%%

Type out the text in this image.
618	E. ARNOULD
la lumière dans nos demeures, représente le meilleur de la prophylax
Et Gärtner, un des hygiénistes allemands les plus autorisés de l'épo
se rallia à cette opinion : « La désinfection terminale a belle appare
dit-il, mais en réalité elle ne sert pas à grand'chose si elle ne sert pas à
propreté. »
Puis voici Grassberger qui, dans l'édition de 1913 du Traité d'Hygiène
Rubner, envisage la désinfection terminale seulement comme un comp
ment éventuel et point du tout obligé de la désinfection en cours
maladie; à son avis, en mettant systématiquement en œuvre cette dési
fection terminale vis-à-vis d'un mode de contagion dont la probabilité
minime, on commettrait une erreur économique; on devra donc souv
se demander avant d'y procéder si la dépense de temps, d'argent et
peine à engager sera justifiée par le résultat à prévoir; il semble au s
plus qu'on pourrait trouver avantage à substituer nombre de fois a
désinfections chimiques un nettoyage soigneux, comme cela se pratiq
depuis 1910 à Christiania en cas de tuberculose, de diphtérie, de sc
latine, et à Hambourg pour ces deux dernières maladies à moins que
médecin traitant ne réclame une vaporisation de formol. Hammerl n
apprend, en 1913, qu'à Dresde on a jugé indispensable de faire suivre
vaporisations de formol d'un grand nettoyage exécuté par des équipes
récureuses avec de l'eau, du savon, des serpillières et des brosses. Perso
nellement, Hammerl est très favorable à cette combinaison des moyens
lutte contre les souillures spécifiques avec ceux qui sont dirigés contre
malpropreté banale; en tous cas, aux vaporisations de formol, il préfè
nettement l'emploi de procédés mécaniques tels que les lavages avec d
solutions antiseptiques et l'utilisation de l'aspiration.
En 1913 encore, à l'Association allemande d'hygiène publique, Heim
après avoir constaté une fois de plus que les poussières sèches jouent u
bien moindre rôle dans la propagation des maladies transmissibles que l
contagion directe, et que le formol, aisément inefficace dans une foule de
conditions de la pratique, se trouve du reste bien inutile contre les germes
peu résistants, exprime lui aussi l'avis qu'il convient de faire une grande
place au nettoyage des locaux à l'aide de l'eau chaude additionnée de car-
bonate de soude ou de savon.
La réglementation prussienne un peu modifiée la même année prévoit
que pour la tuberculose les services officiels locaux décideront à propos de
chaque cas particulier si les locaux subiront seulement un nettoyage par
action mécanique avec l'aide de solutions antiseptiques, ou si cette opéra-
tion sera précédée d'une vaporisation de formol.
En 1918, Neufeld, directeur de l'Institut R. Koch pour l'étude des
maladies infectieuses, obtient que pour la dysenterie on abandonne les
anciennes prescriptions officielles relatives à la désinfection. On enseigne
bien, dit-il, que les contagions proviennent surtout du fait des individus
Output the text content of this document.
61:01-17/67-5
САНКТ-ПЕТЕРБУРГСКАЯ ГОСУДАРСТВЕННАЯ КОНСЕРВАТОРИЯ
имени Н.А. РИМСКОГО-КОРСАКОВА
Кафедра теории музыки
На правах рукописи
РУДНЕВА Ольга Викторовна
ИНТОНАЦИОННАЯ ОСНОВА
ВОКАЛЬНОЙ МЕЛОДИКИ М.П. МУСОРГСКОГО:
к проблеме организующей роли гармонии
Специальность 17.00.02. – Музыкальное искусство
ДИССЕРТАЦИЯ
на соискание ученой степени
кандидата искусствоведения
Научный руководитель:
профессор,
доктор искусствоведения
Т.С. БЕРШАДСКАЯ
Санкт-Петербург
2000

%%

**Required work**. Reproduce the data shown above exactly.

**Task output**.
Type out the text in this image.
618	E. ARNOULD
la lumière dans nos demeures, représente le meilleur de la prophylax
Et Gärtner, un des hygiénistes allemands les plus autorisés de l'épo
se rallia à cette opinion : « La désinfection terminale a belle appare
dit-il, mais en réalité elle ne sert pas à grand'chose si elle ne sert pas à
propreté. »
Puis voici Grassberger qui, dans l'édition de 1913 du Traité d'Hygiène
Rubner, envisage la désinfection terminale seulement comme un comp
ment éventuel et point du tout obligé de la désinfection en cours
maladie; à son avis, en mettant systématiquement en œuvre cette dési
fection terminale vis-à-vis d'un mode de contagion dont la probabilité
minime, on commettrait une erreur économique; on devra donc souv
se demander avant d'y procéder si la dépense de temps, d'argent et
peine à engager sera justifiée par le résultat à prévoir; il semble au s
plus qu'on pourrait trouver avantage à substituer nombre de fois a
désinfections chimiques un nettoyage soigneux, comme cela se pratiq
depuis 1910 à Christiania en cas de tuberculose, de diphtérie, de sc
latine, et à Hambourg pour ces deux dernières maladies à moins que
médecin traitant ne réclame une vaporisation de formol. Hammerl n
apprend, en 1913, qu'à Dresde on a jugé indispensable de faire suivre
vaporisations de formol d'un grand nettoyage exécuté par des équipes
récureuses avec de l'eau, du savon, des serpillières et des brosses. Perso
nellement, Hammerl est très favorable à cette combinaison des moyens
lutte contre les souillures spécifiques avec ceux qui sont dirigés contre
malpropreté banale; en tous cas, aux vaporisations de formol, il préfè
nettement l'emploi de procédés mécaniques tels que les lavages avec d
solutions antiseptiques et l'utilisation de l'aspiration.
En 1913 encore, à l'Association allemande d'hygiène publique, Heim
après avoir constaté une fois de plus que les poussières sèches jouent u
bien moindre rôle dans la propagation des maladies transmissibles que l
contagion directe, et que le formol, aisément inefficace dans une foule de
conditions de la pratique, se trouve du reste bien inutile contre les germes
peu résistants, exprime lui aussi l'avis qu'il convient de faire une grande
place au nettoyage des locaux à l'aide de l'eau chaude additionnée de car-
bonate de soude ou de savon.
La réglementation prussienne un peu modifiée la même année prévoit
que pour la tuberculose les services officiels locaux décideront à propos de
chaque cas particulier si les locaux subiront seulement un nettoyage par
action mécanique avec l'aide de solutions antiseptiques, ou si cette opéra-
tion sera précédée d'une vaporisation de formol.
En 1918, Neufeld, directeur de l'Institut R. Koch pour l'étude des
maladies infectieuses, obtient que pour la dysenterie on abandonne les
anciennes prescriptions officielles relatives à la désinfection. On enseigne
bien, dit-il, que les contagions proviennent surtout du fait des individus
Output the text content of this document.
61:01-17/67-5
САНКТ-ПЕТЕРБУРГСКАЯ ГОСУДАРСТВЕННАЯ КОНСЕРВАТОРИЯ
имени Н.А. РИМСКОГО-КОРСАКОВА
Кафедра теории музыки
На правах рукописи
РУДНЕВА Ольга Викторовна
ИНТОНАЦИОННАЯ ОСНОВА
ВОКАЛЬНОЙ МЕЛОДИКИ М.П. МУСОРГСКОГО:
к проблеме организующей роли гармонии
Специальность 17.00.02. – Музыкальное искусство
ДИССЕРТАЦИЯ
на соискание ученой степени
кандидата искусствоведения
Научный руководитель:
профессор,
доктор искусствоведения
Т.С. БЕРШАДСКАЯ
Санкт-Петербург
2000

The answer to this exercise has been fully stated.